RECORD EXTRACTS

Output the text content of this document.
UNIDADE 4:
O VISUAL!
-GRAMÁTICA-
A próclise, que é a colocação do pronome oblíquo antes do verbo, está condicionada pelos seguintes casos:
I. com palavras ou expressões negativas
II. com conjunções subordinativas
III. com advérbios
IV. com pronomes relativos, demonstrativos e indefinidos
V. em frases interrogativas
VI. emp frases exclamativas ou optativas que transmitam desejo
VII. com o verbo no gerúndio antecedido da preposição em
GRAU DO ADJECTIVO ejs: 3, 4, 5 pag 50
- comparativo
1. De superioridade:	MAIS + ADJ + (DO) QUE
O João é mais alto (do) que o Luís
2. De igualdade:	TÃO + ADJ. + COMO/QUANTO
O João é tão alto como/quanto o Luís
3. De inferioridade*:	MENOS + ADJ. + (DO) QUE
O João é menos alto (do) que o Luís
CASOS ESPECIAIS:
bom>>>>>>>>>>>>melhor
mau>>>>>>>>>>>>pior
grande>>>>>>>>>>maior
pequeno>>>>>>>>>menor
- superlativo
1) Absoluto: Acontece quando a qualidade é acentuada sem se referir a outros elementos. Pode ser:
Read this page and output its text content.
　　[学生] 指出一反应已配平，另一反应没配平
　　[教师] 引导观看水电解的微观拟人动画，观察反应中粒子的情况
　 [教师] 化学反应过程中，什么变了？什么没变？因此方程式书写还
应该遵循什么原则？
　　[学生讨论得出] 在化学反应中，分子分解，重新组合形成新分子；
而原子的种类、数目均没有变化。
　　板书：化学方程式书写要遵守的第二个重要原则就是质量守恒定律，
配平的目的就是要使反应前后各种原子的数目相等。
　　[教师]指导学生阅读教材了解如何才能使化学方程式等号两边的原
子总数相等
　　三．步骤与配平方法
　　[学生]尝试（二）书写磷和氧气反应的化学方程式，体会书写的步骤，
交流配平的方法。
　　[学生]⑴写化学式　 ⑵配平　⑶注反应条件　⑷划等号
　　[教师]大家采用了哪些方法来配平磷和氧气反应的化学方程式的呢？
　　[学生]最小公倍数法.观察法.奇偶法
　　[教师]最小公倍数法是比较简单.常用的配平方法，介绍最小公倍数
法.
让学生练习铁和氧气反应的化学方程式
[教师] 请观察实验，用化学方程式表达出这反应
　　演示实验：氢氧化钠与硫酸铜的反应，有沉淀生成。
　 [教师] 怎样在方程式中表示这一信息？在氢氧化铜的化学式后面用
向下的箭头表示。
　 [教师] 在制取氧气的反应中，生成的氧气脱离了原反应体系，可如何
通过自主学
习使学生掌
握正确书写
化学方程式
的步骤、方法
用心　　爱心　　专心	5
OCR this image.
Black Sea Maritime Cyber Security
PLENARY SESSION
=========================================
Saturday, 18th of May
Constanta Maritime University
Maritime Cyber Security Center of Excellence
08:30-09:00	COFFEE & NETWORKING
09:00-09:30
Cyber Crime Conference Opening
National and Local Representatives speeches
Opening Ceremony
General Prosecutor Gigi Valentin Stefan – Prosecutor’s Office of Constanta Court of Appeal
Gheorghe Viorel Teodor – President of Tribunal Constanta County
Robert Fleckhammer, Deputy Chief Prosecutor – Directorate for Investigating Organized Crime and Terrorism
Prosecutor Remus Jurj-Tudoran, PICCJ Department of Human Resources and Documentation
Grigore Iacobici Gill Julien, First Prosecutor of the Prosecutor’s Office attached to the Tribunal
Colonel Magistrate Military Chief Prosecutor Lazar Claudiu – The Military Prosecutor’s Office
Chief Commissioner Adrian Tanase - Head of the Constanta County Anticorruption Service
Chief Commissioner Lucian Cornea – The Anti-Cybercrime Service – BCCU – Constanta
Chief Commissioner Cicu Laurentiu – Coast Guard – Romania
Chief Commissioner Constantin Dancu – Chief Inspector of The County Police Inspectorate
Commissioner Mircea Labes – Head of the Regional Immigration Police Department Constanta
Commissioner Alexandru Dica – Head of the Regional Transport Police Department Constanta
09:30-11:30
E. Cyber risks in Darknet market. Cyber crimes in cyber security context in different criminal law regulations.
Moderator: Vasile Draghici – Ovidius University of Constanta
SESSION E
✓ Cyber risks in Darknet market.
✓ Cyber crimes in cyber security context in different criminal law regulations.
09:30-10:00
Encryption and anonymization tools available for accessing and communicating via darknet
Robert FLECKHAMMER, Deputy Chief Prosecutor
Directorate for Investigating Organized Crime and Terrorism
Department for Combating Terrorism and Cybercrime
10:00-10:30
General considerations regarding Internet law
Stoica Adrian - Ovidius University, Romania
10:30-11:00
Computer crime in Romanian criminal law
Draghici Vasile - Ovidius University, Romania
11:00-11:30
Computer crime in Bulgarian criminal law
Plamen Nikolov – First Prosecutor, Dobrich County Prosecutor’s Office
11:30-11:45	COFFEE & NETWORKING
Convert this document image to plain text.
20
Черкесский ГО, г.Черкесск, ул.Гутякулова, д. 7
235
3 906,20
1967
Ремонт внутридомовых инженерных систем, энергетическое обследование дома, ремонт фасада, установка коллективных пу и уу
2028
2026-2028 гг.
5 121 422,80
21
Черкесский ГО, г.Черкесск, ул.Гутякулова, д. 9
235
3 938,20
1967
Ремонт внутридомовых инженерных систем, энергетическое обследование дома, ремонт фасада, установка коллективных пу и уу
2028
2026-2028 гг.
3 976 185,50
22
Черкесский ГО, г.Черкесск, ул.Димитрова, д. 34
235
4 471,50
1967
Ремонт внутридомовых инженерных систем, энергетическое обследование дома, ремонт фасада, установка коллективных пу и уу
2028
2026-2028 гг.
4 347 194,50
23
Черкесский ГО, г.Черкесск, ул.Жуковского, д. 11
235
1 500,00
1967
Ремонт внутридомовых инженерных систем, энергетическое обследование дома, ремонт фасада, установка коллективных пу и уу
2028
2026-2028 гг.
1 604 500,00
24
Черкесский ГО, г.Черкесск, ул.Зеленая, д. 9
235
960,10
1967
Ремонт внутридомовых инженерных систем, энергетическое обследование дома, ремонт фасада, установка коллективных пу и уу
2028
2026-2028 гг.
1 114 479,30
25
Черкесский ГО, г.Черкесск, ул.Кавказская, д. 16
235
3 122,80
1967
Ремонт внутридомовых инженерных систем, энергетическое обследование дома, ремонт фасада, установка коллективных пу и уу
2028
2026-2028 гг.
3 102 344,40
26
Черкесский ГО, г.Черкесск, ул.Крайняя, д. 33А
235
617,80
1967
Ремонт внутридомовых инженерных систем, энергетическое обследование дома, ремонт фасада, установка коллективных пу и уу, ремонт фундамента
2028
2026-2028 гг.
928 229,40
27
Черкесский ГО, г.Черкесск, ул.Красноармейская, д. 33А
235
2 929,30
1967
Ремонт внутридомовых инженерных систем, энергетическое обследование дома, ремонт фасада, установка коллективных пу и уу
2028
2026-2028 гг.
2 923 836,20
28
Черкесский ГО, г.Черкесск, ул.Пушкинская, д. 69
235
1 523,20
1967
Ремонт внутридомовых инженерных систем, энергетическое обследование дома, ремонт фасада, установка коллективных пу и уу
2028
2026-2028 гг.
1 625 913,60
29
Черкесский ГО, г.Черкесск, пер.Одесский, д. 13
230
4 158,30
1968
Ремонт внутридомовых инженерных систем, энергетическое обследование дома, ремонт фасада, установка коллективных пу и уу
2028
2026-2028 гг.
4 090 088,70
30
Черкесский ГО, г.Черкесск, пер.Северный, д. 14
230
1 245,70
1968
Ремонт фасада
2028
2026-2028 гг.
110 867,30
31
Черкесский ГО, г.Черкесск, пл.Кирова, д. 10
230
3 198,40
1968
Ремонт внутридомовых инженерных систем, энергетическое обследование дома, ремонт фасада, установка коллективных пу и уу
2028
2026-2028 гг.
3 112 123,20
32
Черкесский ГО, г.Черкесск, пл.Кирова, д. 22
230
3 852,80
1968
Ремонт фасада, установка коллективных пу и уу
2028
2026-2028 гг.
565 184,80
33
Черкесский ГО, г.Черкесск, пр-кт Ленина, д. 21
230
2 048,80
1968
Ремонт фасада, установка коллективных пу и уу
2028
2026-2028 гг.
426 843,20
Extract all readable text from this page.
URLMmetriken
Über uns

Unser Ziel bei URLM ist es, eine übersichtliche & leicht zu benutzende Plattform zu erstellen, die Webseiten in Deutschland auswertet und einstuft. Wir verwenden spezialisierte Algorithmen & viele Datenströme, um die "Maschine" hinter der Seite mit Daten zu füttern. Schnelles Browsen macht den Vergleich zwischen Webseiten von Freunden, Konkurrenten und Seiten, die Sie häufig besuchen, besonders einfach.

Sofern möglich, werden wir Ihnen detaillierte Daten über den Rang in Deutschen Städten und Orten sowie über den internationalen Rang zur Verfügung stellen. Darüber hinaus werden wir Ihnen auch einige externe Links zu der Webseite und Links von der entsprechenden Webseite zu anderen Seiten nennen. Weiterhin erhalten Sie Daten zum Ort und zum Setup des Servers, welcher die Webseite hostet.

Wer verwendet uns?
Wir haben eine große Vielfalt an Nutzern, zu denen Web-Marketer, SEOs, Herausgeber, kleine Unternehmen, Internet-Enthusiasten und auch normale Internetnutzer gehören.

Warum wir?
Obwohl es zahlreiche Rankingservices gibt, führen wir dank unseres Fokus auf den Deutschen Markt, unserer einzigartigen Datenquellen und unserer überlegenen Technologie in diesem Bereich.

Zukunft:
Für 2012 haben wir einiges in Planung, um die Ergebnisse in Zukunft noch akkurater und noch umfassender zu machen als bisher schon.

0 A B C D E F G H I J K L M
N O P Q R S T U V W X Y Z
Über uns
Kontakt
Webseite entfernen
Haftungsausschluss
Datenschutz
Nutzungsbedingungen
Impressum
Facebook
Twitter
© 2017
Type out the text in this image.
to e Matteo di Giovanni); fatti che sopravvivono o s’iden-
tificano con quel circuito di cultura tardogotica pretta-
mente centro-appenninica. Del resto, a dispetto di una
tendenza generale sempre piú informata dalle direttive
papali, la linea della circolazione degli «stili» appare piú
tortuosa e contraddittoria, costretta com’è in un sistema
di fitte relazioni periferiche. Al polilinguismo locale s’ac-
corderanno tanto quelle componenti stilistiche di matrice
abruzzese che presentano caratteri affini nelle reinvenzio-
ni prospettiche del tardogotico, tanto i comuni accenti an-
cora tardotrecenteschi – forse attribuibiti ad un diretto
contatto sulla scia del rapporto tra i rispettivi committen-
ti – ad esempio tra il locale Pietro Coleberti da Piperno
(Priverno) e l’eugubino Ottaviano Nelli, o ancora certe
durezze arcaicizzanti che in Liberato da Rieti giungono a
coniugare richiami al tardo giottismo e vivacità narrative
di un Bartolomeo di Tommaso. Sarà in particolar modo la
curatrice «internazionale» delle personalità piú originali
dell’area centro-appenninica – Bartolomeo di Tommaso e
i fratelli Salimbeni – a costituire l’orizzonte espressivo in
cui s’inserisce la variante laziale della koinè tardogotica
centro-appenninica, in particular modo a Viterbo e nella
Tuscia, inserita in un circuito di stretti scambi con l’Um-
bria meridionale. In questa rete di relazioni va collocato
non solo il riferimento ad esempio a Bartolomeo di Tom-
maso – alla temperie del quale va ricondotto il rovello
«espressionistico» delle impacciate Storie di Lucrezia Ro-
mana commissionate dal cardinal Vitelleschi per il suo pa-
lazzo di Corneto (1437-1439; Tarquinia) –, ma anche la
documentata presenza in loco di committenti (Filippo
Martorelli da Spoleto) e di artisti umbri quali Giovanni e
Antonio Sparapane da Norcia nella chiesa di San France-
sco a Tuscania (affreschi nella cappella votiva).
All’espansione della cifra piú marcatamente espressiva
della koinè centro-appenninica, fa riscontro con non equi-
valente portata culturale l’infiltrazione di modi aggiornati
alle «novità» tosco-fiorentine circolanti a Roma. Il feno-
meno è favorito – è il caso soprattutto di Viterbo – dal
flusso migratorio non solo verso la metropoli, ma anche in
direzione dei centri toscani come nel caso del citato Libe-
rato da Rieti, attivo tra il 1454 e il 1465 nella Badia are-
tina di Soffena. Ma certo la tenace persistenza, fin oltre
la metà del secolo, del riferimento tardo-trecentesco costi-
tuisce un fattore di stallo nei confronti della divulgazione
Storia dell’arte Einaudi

GOAL
Identify which lines contain the word "Robert" and copy each one.

IN RESPONSE
Robert Fleckhammer, Deputy Chief Prosecutor – Directorate for Investigating Organized Crime and Terrorism
Robert FLECKHAMMER, Deputy Chief Prosecutor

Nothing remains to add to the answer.